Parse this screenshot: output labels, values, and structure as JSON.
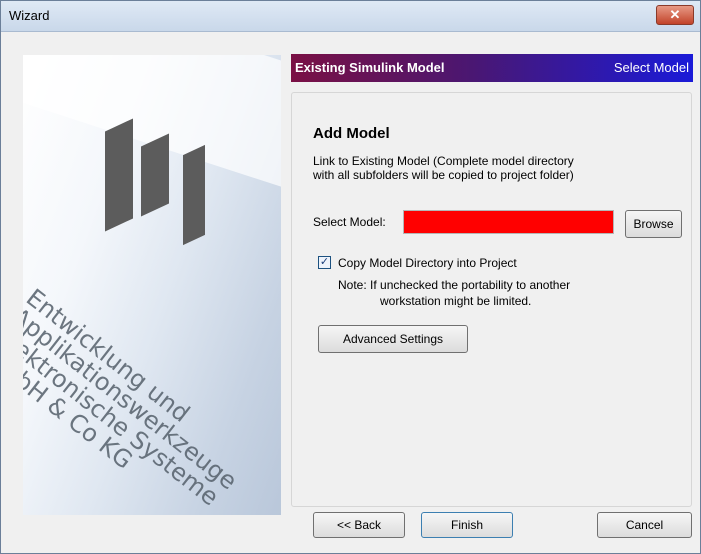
{
  "window": {
    "title": "Wizard",
    "close_glyph": "✕"
  },
  "side_image": {
    "text": "Entwicklung und\nApplikationswerkzeuge\nelektronische Systeme\nGmbH & Co KG"
  },
  "header": {
    "title": "Existing Simulink Model",
    "step": "Select Model"
  },
  "content": {
    "title": "Add Model",
    "description_line1": "Link to Existing Model (Complete model directory",
    "description_line2": "with all subfolders will be copied to project folder)",
    "select_model_label": "Select Model:",
    "select_model_value": "",
    "browse_label": "Browse",
    "copy_checkbox": {
      "label": "Copy Model Directory into Project",
      "checked": true,
      "check_glyph": "✓"
    },
    "note_line1": "Note:  If unchecked the portability to another",
    "note_line2": "workstation might be limited.",
    "advanced_settings_label": "Advanced Settings"
  },
  "footer": {
    "back_label": "<< Back",
    "finish_label": "Finish",
    "cancel_label": "Cancel"
  },
  "colors": {
    "header_start": "#7a1044",
    "header_end": "#1a1ad8",
    "select_field": "#ff0000"
  }
}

Work required:
In the listing above, locate each line with "title" and copy it.

Solution for this task:
    "title": "Wizard",
    "title": "Existing Simulink Model",
    "title": "Add Model",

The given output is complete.